DOCUMENT TEXT —
***

No. 8 Missouri at No. 24 Ole Miss
The biggest game of the week is unquestionably in Stillwater, Oklahoma. But as Oklahoma State and Baylor kick off, about 550 miles southeast, in Oxford, Mississippi, a former conference mate of the two programs will be fighting to maintain its SEC East lead.
The safety net is gone for Gary Pinkel's Tigers. Thanks to Georgia's stunning loss at Auburn and South Carolina's win over Florida, they have to beat both Ole Miss (in Oxford) and Texas A&M (at home in Columbia) to take home their first SEC East crown in just their second attempt. Odds say they've got about a 38 percent chance of doing that, though they're a favorite (via the numbers) in both games.
If you're a believer in destiny, it's difficult to bet against South Carolina winning the division title, considering the two least likely, most dramatic wins of the SEC season (Auburn's win over Georgia and South Carolina's at Missouri) went the Gamecocks' way. But the Tigers still have a shot. At least, they do until Saturday night. Might not after that.
Has Ole Miss' offense turned a corner?
Ole Miss currently ranks 27th overall in the F/+ rankings, not too far from the Rebels' current BCS rankings. They are 19th in Def. F/+ but still just 36th in Off. F/+ despite their 750-yard performance against an admittedly awful Troy defense. Still, the narrative seems to be that the Ole Miss offense is rounding into form overall. Is this true?
First, it bears mentioning that deriving any sort of momentum or improvement from a 12-game schedule is tricky. What we think of as growth or a hot streak could stem from just one or two strong performances. Over a 30-, or 82-, or 162-game season, a game or two is nothing. In college football, we craft all-encompassing narratives from such a sample.
There is no denying that Ole Miss' offensive output has improved of late. In terms of per-play yardage, the Rebels' five best performances have come in the last five games. But that's not as much a sign of momentum as a sign that Ole Miss has played some pretty awful defenses of late. In fact, using the Def. F/+ rankings (which means we have to ignore the game vs. SE Missouri State on September 7), we see that Ole Miss' offensive performance falls perfectly in line with the quality of the opposing defense. And I mean perfectly.

***

ENTRIES —
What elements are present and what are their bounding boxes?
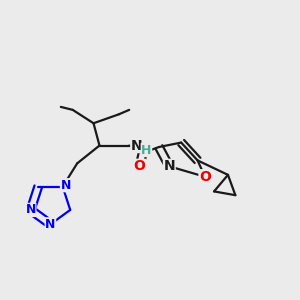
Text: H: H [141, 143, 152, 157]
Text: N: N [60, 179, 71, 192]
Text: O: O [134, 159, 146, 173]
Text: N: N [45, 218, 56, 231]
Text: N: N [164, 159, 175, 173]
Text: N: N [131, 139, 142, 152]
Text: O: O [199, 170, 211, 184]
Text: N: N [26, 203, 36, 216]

***

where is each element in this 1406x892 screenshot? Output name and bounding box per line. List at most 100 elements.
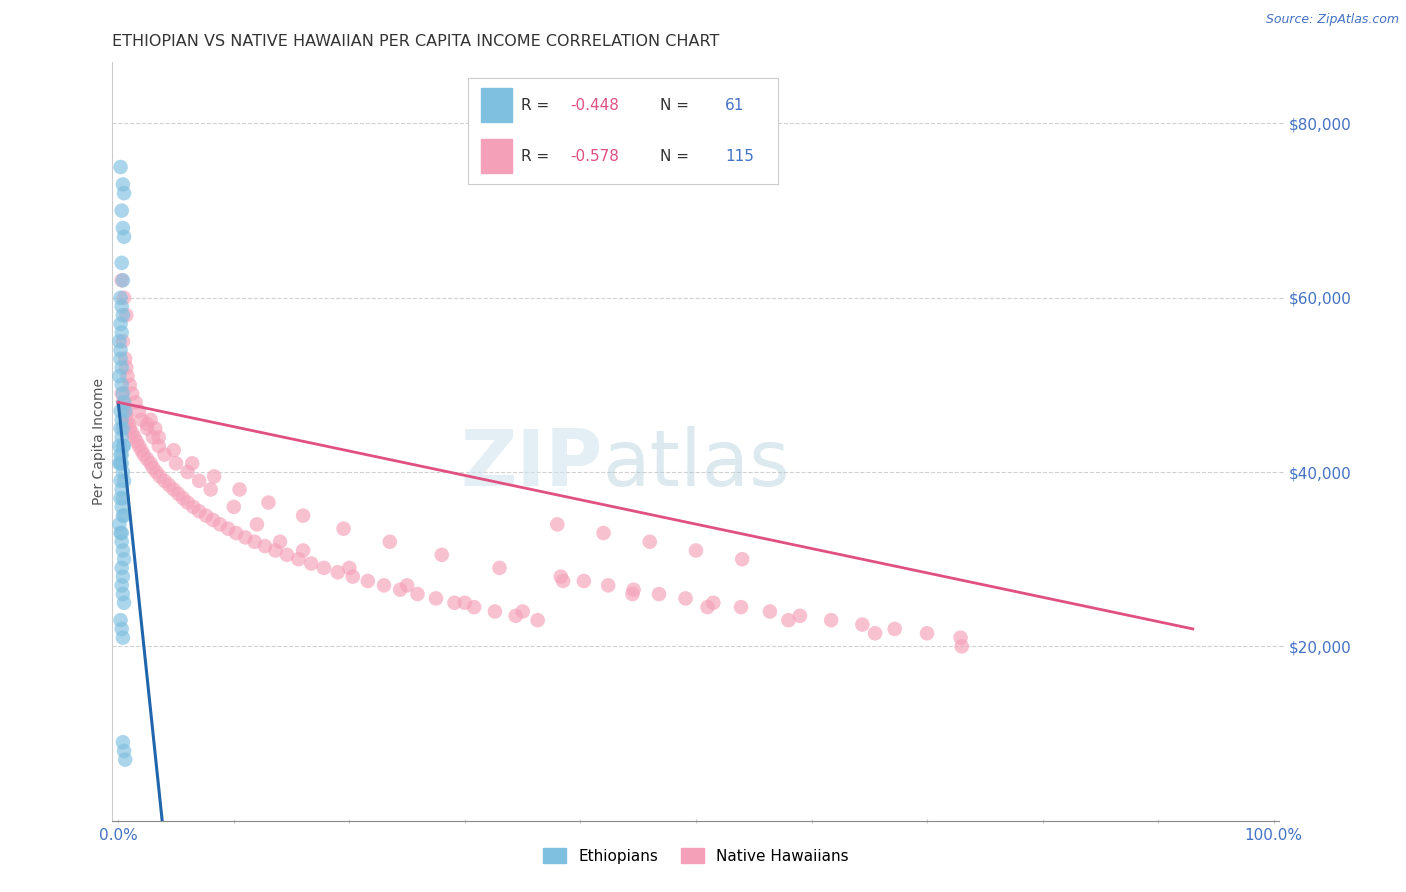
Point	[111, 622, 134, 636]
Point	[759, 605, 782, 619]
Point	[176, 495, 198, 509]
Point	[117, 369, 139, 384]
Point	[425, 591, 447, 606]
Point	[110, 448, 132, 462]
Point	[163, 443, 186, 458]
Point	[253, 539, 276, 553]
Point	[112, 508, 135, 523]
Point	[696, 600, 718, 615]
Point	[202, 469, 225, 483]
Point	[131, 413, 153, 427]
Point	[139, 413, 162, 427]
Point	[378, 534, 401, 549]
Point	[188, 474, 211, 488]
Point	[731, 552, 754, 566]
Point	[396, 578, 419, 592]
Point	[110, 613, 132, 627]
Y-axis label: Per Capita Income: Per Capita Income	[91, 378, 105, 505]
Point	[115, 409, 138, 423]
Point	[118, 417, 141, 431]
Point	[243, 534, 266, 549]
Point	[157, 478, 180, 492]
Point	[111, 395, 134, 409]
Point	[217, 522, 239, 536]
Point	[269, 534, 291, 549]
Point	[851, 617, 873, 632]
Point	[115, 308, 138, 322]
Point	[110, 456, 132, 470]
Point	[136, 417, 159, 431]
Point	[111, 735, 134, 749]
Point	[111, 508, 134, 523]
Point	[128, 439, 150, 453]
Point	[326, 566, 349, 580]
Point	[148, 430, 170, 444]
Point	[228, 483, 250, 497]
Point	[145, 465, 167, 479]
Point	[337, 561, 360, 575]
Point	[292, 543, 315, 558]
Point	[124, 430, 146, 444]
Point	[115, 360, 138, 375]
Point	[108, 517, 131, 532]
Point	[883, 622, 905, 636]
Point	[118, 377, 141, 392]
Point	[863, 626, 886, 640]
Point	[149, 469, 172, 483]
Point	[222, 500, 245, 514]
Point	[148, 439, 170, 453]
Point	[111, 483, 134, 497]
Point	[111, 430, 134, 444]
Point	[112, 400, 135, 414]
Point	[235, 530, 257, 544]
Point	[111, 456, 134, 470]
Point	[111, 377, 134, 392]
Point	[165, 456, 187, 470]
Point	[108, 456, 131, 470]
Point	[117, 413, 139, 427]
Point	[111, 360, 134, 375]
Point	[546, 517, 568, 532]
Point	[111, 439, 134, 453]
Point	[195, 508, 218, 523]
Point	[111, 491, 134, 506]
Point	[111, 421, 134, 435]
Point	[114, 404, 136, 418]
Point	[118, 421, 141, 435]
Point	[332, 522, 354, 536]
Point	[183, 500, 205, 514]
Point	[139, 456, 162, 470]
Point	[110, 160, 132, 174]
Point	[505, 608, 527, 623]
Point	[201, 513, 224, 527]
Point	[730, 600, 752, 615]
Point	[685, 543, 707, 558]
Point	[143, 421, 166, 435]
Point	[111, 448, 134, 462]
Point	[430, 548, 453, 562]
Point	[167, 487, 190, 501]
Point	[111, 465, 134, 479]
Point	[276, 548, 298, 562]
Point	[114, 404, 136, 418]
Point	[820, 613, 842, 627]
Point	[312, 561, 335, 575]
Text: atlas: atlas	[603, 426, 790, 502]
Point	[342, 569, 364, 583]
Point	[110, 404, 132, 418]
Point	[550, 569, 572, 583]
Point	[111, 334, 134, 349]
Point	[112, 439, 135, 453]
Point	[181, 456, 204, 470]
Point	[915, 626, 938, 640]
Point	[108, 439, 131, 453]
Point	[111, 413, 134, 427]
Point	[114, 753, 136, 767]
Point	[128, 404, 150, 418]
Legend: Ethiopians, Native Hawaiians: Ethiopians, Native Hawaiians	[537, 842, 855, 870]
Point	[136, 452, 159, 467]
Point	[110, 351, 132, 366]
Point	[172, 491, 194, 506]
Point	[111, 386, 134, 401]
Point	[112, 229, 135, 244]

***

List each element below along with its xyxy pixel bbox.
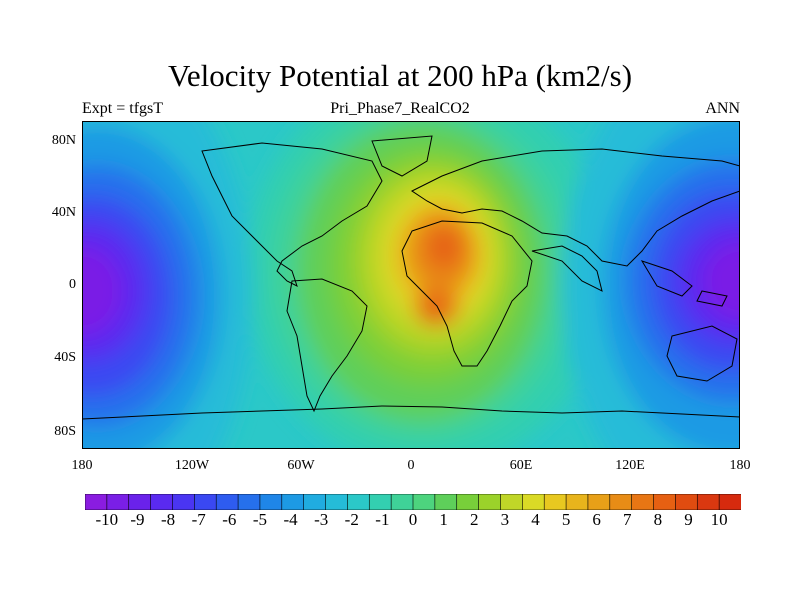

***

PROBLEM TO WORK ON —
In the Missouri at Ole Miss preview, what chance do the odds give Missouri of beating both Ole Miss and Texas A&M? The items have no connection to the Missouri at Ole Miss preview.

CORRECT RESULT —
About 38 percent.